What to do -
Extract each line of the data and write it out again exactly.
☆ ☆ ☆ ☆
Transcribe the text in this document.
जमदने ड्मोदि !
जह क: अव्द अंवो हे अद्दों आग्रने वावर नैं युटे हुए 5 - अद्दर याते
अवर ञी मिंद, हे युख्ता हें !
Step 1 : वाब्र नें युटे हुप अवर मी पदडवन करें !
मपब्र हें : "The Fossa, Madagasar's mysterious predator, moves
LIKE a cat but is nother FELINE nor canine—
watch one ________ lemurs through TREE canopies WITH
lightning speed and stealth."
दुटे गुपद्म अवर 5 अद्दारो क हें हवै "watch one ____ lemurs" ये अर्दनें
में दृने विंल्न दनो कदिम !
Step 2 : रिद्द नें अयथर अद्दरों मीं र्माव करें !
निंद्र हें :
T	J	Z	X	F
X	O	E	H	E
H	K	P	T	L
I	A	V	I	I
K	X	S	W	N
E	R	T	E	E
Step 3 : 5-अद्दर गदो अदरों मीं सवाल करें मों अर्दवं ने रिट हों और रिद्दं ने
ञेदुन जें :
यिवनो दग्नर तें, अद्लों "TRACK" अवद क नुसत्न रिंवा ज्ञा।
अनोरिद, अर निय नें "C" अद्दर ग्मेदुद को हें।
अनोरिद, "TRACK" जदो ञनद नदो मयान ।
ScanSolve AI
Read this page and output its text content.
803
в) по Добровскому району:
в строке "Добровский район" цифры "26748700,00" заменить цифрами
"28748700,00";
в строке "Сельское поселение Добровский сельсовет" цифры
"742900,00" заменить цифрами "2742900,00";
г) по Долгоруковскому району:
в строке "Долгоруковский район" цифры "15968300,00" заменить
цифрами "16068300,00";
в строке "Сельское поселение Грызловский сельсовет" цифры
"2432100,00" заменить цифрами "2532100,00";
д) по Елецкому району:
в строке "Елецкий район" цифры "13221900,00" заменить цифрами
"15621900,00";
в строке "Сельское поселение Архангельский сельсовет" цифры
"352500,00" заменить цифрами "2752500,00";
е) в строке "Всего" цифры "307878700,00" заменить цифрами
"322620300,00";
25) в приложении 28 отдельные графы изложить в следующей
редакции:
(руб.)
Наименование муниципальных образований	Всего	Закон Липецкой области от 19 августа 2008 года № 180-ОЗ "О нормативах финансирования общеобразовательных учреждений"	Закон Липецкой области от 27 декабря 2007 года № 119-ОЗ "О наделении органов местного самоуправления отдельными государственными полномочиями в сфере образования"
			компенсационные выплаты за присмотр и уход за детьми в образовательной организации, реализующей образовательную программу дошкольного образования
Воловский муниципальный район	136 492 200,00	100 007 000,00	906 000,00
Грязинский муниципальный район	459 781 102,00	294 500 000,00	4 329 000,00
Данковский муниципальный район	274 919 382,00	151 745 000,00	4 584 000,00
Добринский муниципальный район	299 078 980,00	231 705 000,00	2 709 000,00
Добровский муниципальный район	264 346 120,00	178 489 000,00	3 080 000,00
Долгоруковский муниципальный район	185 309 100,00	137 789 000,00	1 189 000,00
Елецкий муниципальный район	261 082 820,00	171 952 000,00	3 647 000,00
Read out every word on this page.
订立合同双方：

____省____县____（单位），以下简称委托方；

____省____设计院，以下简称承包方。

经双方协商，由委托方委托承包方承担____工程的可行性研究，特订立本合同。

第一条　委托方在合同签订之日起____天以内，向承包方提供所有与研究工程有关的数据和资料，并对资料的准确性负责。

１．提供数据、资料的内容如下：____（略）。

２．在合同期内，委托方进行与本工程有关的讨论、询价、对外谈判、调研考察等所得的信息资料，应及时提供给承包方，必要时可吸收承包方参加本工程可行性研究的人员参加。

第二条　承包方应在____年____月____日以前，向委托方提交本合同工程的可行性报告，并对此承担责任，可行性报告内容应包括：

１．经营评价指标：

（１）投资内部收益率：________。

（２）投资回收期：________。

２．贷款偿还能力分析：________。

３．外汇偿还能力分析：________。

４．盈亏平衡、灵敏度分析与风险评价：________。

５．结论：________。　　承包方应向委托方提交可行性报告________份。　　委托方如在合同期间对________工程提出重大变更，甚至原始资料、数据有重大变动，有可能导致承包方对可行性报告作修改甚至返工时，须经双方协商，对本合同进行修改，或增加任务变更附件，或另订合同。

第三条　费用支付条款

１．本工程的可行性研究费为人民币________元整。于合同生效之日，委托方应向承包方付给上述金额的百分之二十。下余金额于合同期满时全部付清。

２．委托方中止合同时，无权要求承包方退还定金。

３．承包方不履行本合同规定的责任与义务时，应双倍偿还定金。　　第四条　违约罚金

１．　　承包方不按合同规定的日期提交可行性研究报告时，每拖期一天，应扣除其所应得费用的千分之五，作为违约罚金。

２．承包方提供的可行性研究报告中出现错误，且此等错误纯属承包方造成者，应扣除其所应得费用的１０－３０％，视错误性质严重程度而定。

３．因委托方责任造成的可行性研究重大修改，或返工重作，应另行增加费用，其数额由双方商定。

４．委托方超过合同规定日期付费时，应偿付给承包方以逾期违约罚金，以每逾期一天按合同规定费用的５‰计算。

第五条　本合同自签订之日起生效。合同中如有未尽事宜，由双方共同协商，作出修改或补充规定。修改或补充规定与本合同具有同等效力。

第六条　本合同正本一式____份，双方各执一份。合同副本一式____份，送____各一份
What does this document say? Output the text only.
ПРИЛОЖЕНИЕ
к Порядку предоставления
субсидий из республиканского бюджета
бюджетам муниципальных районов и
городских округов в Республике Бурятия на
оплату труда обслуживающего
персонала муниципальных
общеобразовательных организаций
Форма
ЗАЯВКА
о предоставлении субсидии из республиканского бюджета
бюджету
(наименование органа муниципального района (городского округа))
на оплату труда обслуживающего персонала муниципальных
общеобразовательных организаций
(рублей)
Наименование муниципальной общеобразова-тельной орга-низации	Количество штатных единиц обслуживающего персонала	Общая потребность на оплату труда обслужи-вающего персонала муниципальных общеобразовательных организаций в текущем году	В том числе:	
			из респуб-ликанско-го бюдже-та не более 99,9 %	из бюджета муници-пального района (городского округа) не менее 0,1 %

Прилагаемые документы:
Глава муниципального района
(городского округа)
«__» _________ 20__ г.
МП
☆ ☆ ☆ ☆
The output -
Transcribe the text in this document.
जमदने ड्मोदि !
जह क: अव्द अंवो हे अद्दों आग्रने वावर नैं युटे हुए 5 - अद्दर याते
अवर ञी मिंद, हे युख्ता हें !
Step 1 : वाब्र नें युटे हुप अवर मी पदडवन करें !
मपब्र हें : "The Fossa, Madagasar's mysterious predator, moves
LIKE a cat but is nother FELINE nor canine—
watch one ________ lemurs through TREE canopies WITH
lightning speed and stealth."
दुटे गुपद्म अवर 5 अद्दारो क हें हवै "watch one ____ lemurs" ये अर्दनें
में दृने विंल्न दनो कदिम !
Step 2 : रिद्द नें अयथर अद्दरों मीं र्माव करें !
निंद्र हें :
T	J	Z	X	F
X	O	E	H	E
H	K	P	T	L
I	A	V	I	I
K	X	S	W	N
E	R	T	E	E
Step 3 : 5-अद्दर गदो अदरों मीं सवाल करें मों अर्दवं ने रिट हों और रिद्दं ने
ञेदुन जें :
यिवनो दग्नर तें, अद्लों "TRACK" अवद क नुसत्न रिंवा ज्ञा।
अनोरिद, अर निय नें "C" अद्दर ग्मेदुद को हें।
अनोरिद, "TRACK" जदो ञनद नदो मयान ।
ScanSolve AI
Read this page and output its text content.
803
в) по Добровскому району:
в строке "Добровский район" цифры "26748700,00" заменить цифрами
"28748700,00";
в строке "Сельское поселение Добровский сельсовет" цифры
"742900,00" заменить цифрами "2742900,00";
г) по Долгоруковскому району:
в строке "Долгоруковский район" цифры "15968300,00" заменить
цифрами "16068300,00";
в строке "Сельское поселение Грызловский сельсовет" цифры
"2432100,00" заменить цифрами "2532100,00";
д) по Елецкому району:
в строке "Елецкий район" цифры "13221900,00" заменить цифрами
"15621900,00";
в строке "Сельское поселение Архангельский сельсовет" цифры
"352500,00" заменить цифрами "2752500,00";
е) в строке "Всего" цифры "307878700,00" заменить цифрами
"322620300,00";
25) в приложении 28 отдельные графы изложить в следующей
редакции:
(руб.)
Наименование муниципальных образований	Всего	Закон Липецкой области от 19 августа 2008 года № 180-ОЗ "О нормативах финансирования общеобразовательных учреждений"	Закон Липецкой области от 27 декабря 2007 года № 119-ОЗ "О наделении органов местного самоуправления отдельными государственными полномочиями в сфере образования"
			компенсационные выплаты за присмотр и уход за детьми в образовательной организации, реализующей образовательную программу дошкольного образования
Воловский муниципальный район	136 492 200,00	100 007 000,00	906 000,00
Грязинский муниципальный район	459 781 102,00	294 500 000,00	4 329 000,00
Данковский муниципальный район	274 919 382,00	151 745 000,00	4 584 000,00
Добринский муниципальный район	299 078 980,00	231 705 000,00	2 709 000,00
Добровский муниципальный район	264 346 120,00	178 489 000,00	3 080 000,00
Долгоруковский муниципальный район	185 309 100,00	137 789 000,00	1 189 000,00
Елецкий муниципальный район	261 082 820,00	171 952 000,00	3 647 000,00
Read out every word on this page.
订立合同双方：

____省____县____（单位），以下简称委托方；

____省____设计院，以下简称承包方。

经双方协商，由委托方委托承包方承担____工程的可行性研究，特订立本合同。

第一条　委托方在合同签订之日起____天以内，向承包方提供所有与研究工程有关的数据和资料，并对资料的准确性负责。

１．提供数据、资料的内容如下：____（略）。

２．在合同期内，委托方进行与本工程有关的讨论、询价、对外谈判、调研考察等所得的信息资料，应及时提供给承包方，必要时可吸收承包方参加本工程可行性研究的人员参加。

第二条　承包方应在____年____月____日以前，向委托方提交本合同工程的可行性报告，并对此承担责任，可行性报告内容应包括：

１．经营评价指标：

（１）投资内部收益率：________。

（２）投资回收期：________。

２．贷款偿还能力分析：________。

３．外汇偿还能力分析：________。

４．盈亏平衡、灵敏度分析与风险评价：________。

５．结论：________。　　承包方应向委托方提交可行性报告________份。　　委托方如在合同期间对________工程提出重大变更，甚至原始资料、数据有重大变动，有可能导致承包方对可行性报告作修改甚至返工时，须经双方协商，对本合同进行修改，或增加任务变更附件，或另订合同。

第三条　费用支付条款

１．本工程的可行性研究费为人民币________元整。于合同生效之日，委托方应向承包方付给上述金额的百分之二十。下余金额于合同期满时全部付清。

２．委托方中止合同时，无权要求承包方退还定金。

３．承包方不履行本合同规定的责任与义务时，应双倍偿还定金。　　第四条　违约罚金

１．　　承包方不按合同规定的日期提交可行性研究报告时，每拖期一天，应扣除其所应得费用的千分之五，作为违约罚金。

２．承包方提供的可行性研究报告中出现错误，且此等错误纯属承包方造成者，应扣除其所应得费用的１０－３０％，视错误性质严重程度而定。

３．因委托方责任造成的可行性研究重大修改，或返工重作，应另行增加费用，其数额由双方商定。

４．委托方超过合同规定日期付费时，应偿付给承包方以逾期违约罚金，以每逾期一天按合同规定费用的５‰计算。

第五条　本合同自签订之日起生效。合同中如有未尽事宜，由双方共同协商，作出修改或补充规定。修改或补充规定与本合同具有同等效力。

第六条　本合同正本一式____份，双方各执一份。合同副本一式____份，送____各一份
What does this document say? Output the text only.
ПРИЛОЖЕНИЕ
к Порядку предоставления
субсидий из республиканского бюджета
бюджетам муниципальных районов и
городских округов в Республике Бурятия на
оплату труда обслуживающего
персонала муниципальных
общеобразовательных организаций
Форма
ЗАЯВКА
о предоставлении субсидии из республиканского бюджета
бюджету
(наименование органа муниципального района (городского округа))
на оплату труда обслуживающего персонала муниципальных
общеобразовательных организаций
(рублей)
Наименование муниципальной общеобразова-тельной орга-низации	Количество штатных единиц обслуживающего персонала	Общая потребность на оплату труда обслужи-вающего персонала муниципальных общеобразовательных организаций в текущем году	В том числе:	
			из респуб-ликанско-го бюдже-та не более 99,9 %	из бюджета муници-пального района (городского округа) не менее 0,1 %

Прилагаемые документы:
Глава муниципального района
(городского округа)
«__» _________ 20__ г.
МП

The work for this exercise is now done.